TEXTE DE L'EXERCICE:
• • •

Invalidation de la loi n°18/2026 : Sonko assure que l’Assemblée continuera à voter des lois

« Cette décision s’impose à tous ! » C’est en ces termes que le président de PASTEF et de l’Assemblée nationale, Ousmane Sonko, a réagi à la décision du Conseil constitutionnel d’invalider la loi n°18/2026 relative à la révision constitutionnelle. Une prise de parole qui intervient dans un climat politique tendu, marqué par des débats intenses sur l’avenir institutionnel du pays.

Loin d’y voir un blocage, le leader politique salue le fonctionnement des institutions. « Ce cycle nous rappelle qu’en démocratie, lorsque les institutions jouent leur rôle, chacune dans son périmètre d’action, aucune crise ne peut survenir », a-t-il souligné, selon des propos rapportés par le site Exclusif.

• • •

ENTRÉES EXTRAITES:
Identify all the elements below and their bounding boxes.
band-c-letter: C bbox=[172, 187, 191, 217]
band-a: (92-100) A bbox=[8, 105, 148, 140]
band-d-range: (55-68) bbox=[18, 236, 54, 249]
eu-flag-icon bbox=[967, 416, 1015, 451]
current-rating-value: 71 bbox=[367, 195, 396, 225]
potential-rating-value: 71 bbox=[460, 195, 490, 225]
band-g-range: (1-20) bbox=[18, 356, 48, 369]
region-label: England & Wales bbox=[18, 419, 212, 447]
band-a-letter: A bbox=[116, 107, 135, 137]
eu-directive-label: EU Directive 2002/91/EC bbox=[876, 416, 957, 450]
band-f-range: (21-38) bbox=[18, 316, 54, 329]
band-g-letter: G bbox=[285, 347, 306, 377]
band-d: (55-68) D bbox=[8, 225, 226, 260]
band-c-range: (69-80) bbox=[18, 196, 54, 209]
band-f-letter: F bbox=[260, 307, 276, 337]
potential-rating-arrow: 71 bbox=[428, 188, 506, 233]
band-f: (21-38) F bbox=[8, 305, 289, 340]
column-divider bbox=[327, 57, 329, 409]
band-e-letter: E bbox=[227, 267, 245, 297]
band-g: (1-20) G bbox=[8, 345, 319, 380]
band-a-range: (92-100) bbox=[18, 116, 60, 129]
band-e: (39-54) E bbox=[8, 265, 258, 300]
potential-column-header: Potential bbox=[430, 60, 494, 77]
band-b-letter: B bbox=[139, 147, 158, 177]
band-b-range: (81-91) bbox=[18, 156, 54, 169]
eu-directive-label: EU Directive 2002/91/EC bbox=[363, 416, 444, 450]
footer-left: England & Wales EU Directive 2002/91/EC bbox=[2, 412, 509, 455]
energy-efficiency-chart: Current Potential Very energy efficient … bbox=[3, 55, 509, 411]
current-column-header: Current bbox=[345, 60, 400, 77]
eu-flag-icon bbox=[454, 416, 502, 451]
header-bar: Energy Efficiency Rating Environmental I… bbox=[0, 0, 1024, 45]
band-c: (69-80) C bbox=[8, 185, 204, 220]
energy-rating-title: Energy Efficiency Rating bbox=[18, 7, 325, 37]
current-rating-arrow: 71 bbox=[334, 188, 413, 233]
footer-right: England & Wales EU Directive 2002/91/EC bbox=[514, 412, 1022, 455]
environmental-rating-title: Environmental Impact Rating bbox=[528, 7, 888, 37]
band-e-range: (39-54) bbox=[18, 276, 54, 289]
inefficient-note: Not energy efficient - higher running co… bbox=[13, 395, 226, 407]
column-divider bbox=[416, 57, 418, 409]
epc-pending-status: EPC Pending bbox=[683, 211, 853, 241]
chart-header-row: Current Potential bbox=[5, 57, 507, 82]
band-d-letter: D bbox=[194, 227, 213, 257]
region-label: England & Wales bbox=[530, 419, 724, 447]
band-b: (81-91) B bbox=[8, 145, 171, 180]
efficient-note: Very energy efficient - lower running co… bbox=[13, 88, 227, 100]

• • •

CONSIGNE:
Reproduisez à l'identique et en entier le texte sur l'invalidation de la loi n°18/2026. Les enregistrements ne jouent aucun rôle dans ce travail.

RÉSULTAT:
Invalidation de la loi n°18/2026 : Sonko assure que l’Assemblée continuera à voter des lois

« Cette décision s’impose à tous ! » C’est en ces termes que le président de PASTEF et de l’Assemblée nationale, Ousmane Sonko, a réagi à la décision du Conseil constitutionnel d’invalider la loi n°18/2026 relative à la révision constitutionnelle. Une prise de parole qui intervient dans un climat politique tendu, marqué par des débats intenses sur l’avenir institutionnel du pays.

Loin d’y voir un blocage, le leader politique salue le fonctionnement des institutions. « Ce cycle nous rappelle qu’en démocratie, lorsque les institutions jouent leur rôle, chacune dans son périmètre d’action, aucune crise ne peut survenir », a-t-il souligné, selon des propos rapportés par le site Exclusif.